## TASK REQUIREMENTS
Set the listing down again exactly, please, apart from its pictures.

[BEGIN MATERIAL PROVIDED]

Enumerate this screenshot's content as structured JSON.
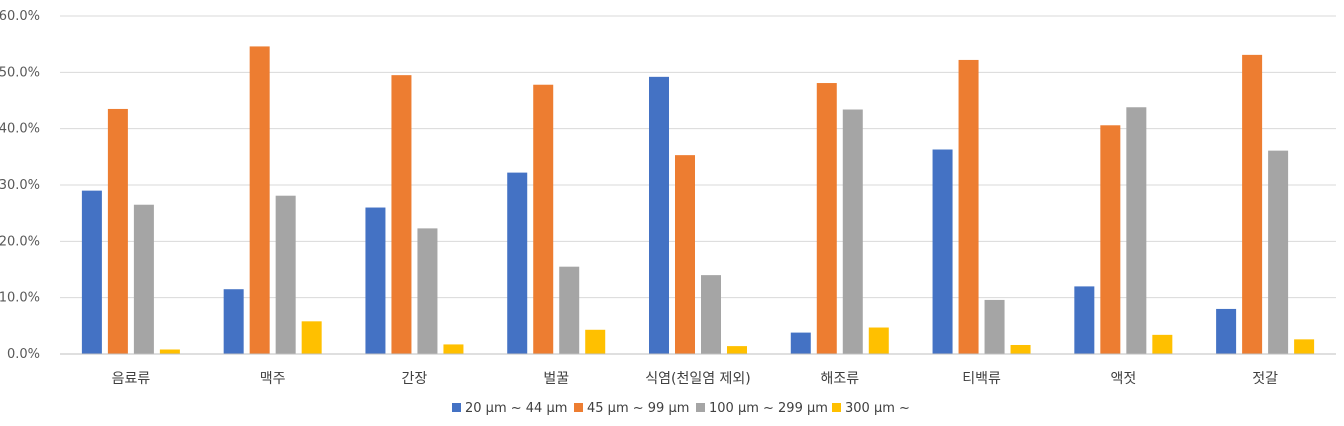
{
  "chart_data": {
    "type": "bar",
    "title": "",
    "xlabel": "",
    "ylabel": "",
    "ylim": [
      0,
      60
    ],
    "y_tick_labels": [
      "0.0%",
      "10.0%",
      "20.0%",
      "30.0%",
      "40.0%",
      "50.0%",
      "60.0%"
    ],
    "grid": true,
    "legend_position": "bottom",
    "categories": [
      "음료류",
      "맥주",
      "간장",
      "벌꿀",
      "식염(천일염 제외)",
      "해조류",
      "티백류",
      "액젓",
      "젓갈"
    ],
    "series": [
      {
        "name": "20 µm ~ 44 µm",
        "color": "#4472c4",
        "values": [
          29.0,
          11.5,
          26.0,
          32.2,
          49.2,
          3.8,
          36.3,
          12.0,
          8.0
        ]
      },
      {
        "name": "45 µm ~ 99 µm",
        "color": "#ed7d31",
        "values": [
          43.5,
          54.6,
          49.5,
          47.8,
          35.3,
          48.1,
          52.2,
          40.6,
          53.1
        ]
      },
      {
        "name": "100 µm ~ 299 µm",
        "color": "#a5a5a5",
        "values": [
          26.5,
          28.1,
          22.3,
          15.5,
          14.0,
          43.4,
          9.6,
          43.8,
          36.1
        ]
      },
      {
        "name": "300 µm ~",
        "color": "#ffc000",
        "values": [
          0.8,
          5.8,
          1.7,
          4.3,
          1.4,
          4.7,
          1.6,
          3.4,
          2.6
        ]
      }
    ]
  }
}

[END MATERIAL PROVIDED]

## FINAL RESULT
Enumerate this screenshot's content as structured JSON.
{
  "chart_data": {
    "type": "bar",
    "title": "",
    "xlabel": "",
    "ylabel": "",
    "ylim": [
      0,
      60
    ],
    "y_tick_labels": [
      "0.0%",
      "10.0%",
      "20.0%",
      "30.0%",
      "40.0%",
      "50.0%",
      "60.0%"
    ],
    "grid": true,
    "legend_position": "bottom",
    "categories": [
      "음료류",
      "맥주",
      "간장",
      "벌꿀",
      "식염(천일염 제외)",
      "해조류",
      "티백류",
      "액젓",
      "젓갈"
    ],
    "series": [
      {
        "name": "20 µm ~ 44 µm",
        "color": "#4472c4",
        "values": [
          29.0,
          11.5,
          26.0,
          32.2,
          49.2,
          3.8,
          36.3,
          12.0,
          8.0
        ]
      },
      {
        "name": "45 µm ~ 99 µm",
        "color": "#ed7d31",
        "values": [
          43.5,
          54.6,
          49.5,
          47.8,
          35.3,
          48.1,
          52.2,
          40.6,
          53.1
        ]
      },
      {
        "name": "100 µm ~ 299 µm",
        "color": "#a5a5a5",
        "values": [
          26.5,
          28.1,
          22.3,
          15.5,
          14.0,
          43.4,
          9.6,
          43.8,
          36.1
        ]
      },
      {
        "name": "300 µm ~",
        "color": "#ffc000",
        "values": [
          0.8,
          5.8,
          1.7,
          4.3,
          1.4,
          4.7,
          1.6,
          3.4,
          2.6
        ]
      }
    ]
  }
}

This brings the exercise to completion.